* DATA FOR REVIEW *

================================

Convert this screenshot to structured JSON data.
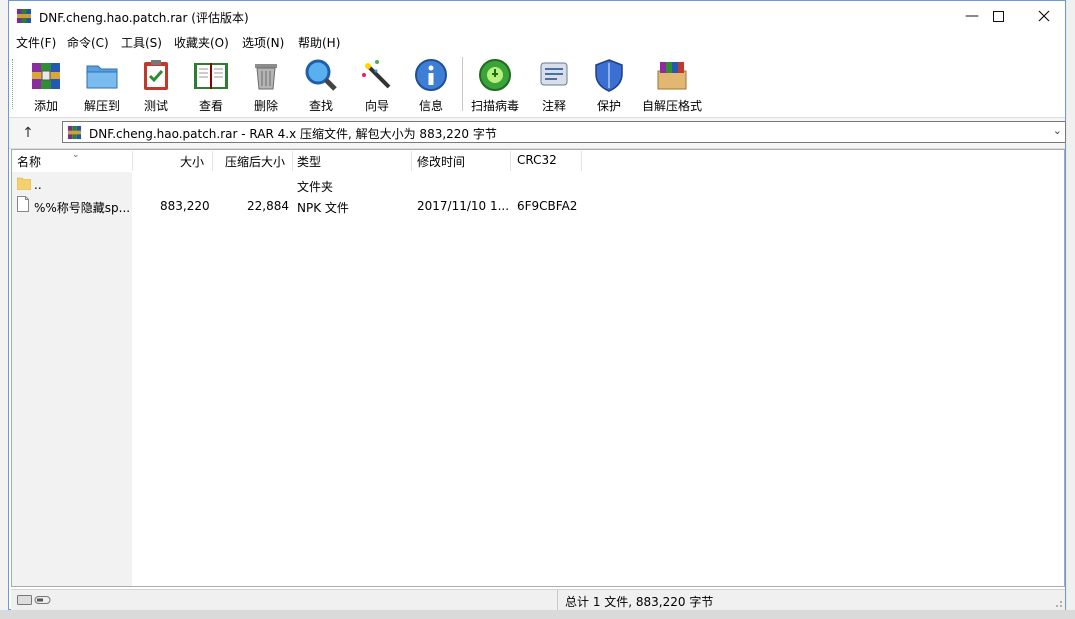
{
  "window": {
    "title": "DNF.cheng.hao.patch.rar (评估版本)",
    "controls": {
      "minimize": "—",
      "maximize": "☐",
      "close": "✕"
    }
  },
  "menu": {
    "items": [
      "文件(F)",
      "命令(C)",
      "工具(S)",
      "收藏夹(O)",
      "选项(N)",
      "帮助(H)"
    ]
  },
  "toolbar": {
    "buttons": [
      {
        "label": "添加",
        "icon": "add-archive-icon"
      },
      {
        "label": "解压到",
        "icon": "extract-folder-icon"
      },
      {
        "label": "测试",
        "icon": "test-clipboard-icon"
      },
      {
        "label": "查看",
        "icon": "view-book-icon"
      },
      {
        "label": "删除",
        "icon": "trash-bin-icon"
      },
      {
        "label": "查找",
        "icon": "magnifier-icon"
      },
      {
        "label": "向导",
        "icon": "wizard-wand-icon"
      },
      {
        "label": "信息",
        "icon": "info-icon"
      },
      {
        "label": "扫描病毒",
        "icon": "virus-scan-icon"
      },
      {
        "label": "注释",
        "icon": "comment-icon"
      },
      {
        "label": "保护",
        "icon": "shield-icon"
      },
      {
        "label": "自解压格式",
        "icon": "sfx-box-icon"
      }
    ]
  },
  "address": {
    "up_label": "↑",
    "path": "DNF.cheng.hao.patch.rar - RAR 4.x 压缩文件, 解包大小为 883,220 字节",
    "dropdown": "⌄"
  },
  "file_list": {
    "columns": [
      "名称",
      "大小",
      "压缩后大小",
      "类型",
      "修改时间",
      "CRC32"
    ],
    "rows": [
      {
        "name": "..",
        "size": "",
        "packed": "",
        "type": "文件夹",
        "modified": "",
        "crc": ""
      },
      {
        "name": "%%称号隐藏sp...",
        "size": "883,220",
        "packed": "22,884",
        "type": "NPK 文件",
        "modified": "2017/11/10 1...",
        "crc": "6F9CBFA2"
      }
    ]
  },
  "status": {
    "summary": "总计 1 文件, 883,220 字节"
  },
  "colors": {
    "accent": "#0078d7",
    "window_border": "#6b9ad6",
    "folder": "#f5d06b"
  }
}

================================

Give back the material above exactly as it appears, minus the pictures.

Convert this screenshot to structured JSON data.
{
  "window": {
    "title": "DNF.cheng.hao.patch.rar (评估版本)",
    "controls": {
      "minimize": "—",
      "maximize": "☐",
      "close": "✕"
    }
  },
  "menu": {
    "items": [
      "文件(F)",
      "命令(C)",
      "工具(S)",
      "收藏夹(O)",
      "选项(N)",
      "帮助(H)"
    ]
  },
  "toolbar": {
    "buttons": [
      {
        "label": "添加",
        "icon": "add-archive-icon"
      },
      {
        "label": "解压到",
        "icon": "extract-folder-icon"
      },
      {
        "label": "测试",
        "icon": "test-clipboard-icon"
      },
      {
        "label": "查看",
        "icon": "view-book-icon"
      },
      {
        "label": "删除",
        "icon": "trash-bin-icon"
      },
      {
        "label": "查找",
        "icon": "magnifier-icon"
      },
      {
        "label": "向导",
        "icon": "wizard-wand-icon"
      },
      {
        "label": "信息",
        "icon": "info-icon"
      },
      {
        "label": "扫描病毒",
        "icon": "virus-scan-icon"
      },
      {
        "label": "注释",
        "icon": "comment-icon"
      },
      {
        "label": "保护",
        "icon": "shield-icon"
      },
      {
        "label": "自解压格式",
        "icon": "sfx-box-icon"
      }
    ]
  },
  "address": {
    "up_label": "↑",
    "path": "DNF.cheng.hao.patch.rar - RAR 4.x 压缩文件, 解包大小为 883,220 字节",
    "dropdown": "⌄"
  },
  "file_list": {
    "columns": [
      "名称",
      "大小",
      "压缩后大小",
      "类型",
      "修改时间",
      "CRC32"
    ],
    "rows": [
      {
        "name": "..",
        "size": "",
        "packed": "",
        "type": "文件夹",
        "modified": "",
        "crc": ""
      },
      {
        "name": "%%称号隐藏sp...",
        "size": "883,220",
        "packed": "22,884",
        "type": "NPK 文件",
        "modified": "2017/11/10 1...",
        "crc": "6F9CBFA2"
      }
    ]
  },
  "status": {
    "summary": "总计 1 文件, 883,220 字节"
  },
  "colors": {
    "accent": "#0078d7",
    "window_border": "#6b9ad6",
    "folder": "#f5d06b"
  }
}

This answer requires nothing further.